Texto fornecido
-=-=-
No dia seguinte à festa, o Diário Popular dedicava uma página escrita na primeira pessoa ao evento considerado “um êxito”, povoado por milionários e artistas, com direito a “pavilhão iluminado” e adornado com as cores de Portugal, verde e vermelho. Também as flores, as louças, os candeeiros, as cadeiras, as alcatifas e os espelhos eram de selo nacional. “Toalhas inspiradas nos antigos damascos portugueses, desenhadas a vermelho e verde, com o emblema dos Patiño. Paredes inteiras forradas de verdura. Candeeiros lacados de vermelho. Lagostas armadas em centros de mesa condiziam com os candeeiros”, lê-se no mesmo antigo cuja autora exalta ainda a “elegância das mulheres estrangeiras”, incluindo a própria anfitriã — “Béatrice Patiño vestia Dior. Branco e ouro. Especialmente desenhado para ela”. O marido acompanhou-a no tom, ao vestir o smoking branco com o qual seria mais tarde fotografado. A noite do boliviano terminou já o sol tinha nascido e já os convidados tinham ido a banhos na piscina do palácio.
-=-=-
Listagem apresentada
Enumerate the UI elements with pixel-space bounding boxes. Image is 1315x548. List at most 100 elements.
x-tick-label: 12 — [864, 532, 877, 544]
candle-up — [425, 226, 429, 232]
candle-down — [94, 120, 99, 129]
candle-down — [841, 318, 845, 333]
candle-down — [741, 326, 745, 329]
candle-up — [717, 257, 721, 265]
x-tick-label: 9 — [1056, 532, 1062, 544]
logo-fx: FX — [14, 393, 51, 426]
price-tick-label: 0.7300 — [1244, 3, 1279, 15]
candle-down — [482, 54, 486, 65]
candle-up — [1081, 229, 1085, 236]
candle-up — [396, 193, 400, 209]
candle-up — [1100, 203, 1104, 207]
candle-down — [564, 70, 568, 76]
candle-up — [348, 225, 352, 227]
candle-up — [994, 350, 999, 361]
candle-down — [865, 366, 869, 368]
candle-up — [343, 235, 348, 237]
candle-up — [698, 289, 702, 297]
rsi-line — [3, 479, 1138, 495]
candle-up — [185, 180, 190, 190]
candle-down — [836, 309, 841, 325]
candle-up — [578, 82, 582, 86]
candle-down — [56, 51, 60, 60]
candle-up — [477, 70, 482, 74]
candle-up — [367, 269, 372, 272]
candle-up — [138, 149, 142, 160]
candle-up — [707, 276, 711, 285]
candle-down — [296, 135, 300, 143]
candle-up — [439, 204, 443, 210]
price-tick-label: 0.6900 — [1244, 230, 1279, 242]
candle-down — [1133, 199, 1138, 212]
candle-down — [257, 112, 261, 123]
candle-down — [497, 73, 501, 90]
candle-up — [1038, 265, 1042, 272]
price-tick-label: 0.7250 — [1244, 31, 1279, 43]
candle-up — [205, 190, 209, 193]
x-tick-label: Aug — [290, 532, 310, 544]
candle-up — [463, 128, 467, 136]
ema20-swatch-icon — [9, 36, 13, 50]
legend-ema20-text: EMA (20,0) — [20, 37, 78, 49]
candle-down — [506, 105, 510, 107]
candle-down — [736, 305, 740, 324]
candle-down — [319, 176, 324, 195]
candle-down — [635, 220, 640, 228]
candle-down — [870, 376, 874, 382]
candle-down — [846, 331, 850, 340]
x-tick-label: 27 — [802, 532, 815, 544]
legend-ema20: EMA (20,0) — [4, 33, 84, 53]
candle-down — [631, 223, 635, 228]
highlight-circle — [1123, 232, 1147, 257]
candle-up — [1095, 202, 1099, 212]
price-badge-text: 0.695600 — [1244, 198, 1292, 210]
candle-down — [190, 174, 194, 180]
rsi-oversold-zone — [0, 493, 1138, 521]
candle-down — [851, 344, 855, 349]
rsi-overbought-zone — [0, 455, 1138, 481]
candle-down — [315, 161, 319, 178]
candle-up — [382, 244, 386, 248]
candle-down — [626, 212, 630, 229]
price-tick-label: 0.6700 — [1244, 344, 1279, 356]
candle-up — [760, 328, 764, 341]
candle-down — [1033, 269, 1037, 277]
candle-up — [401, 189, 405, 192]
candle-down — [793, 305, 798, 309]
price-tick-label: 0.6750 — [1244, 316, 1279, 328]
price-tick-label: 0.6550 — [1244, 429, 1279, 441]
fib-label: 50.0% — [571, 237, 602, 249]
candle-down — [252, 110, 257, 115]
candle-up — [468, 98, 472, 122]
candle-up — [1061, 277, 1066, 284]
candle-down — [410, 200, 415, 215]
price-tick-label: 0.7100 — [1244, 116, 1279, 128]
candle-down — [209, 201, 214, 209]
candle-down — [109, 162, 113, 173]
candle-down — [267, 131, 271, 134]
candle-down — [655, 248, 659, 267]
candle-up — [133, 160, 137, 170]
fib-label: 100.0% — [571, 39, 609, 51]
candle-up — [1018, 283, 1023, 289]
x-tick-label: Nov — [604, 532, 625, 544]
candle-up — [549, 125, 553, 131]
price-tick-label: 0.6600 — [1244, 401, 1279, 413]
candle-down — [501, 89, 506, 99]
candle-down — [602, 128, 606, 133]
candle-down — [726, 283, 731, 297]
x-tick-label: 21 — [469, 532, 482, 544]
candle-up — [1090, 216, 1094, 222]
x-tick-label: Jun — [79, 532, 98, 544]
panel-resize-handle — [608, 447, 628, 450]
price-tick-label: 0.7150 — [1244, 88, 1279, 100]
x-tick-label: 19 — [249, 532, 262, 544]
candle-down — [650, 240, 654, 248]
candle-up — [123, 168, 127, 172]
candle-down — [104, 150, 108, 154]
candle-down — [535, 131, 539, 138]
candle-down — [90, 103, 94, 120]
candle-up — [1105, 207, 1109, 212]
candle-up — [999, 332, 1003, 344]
-=-=-
Requisitos da tarefa
Continue o texto sobre a festa dos Patiño a partir da última frase apresentada.

Resposta ao problema
Foram cerca de 1.700 os convidados para uma festa que, segundo o The New York Times, terá demorado um ano a planear no que à decoração a cargo da dupla Valerian Rybar e Jean François-Daigre diz respeito — entre eles, Raimundo Orsini, da influente família Orsini de Roma, mas também condes, príncipes e princesas, herdeiros de fortunas imensas (como Henry Ford, os Rothschild e os Rockfeller) e, representares de uma realidade oposta, membros do governo cujos nomes a censura não permitiu que os jornais da época divulgassem.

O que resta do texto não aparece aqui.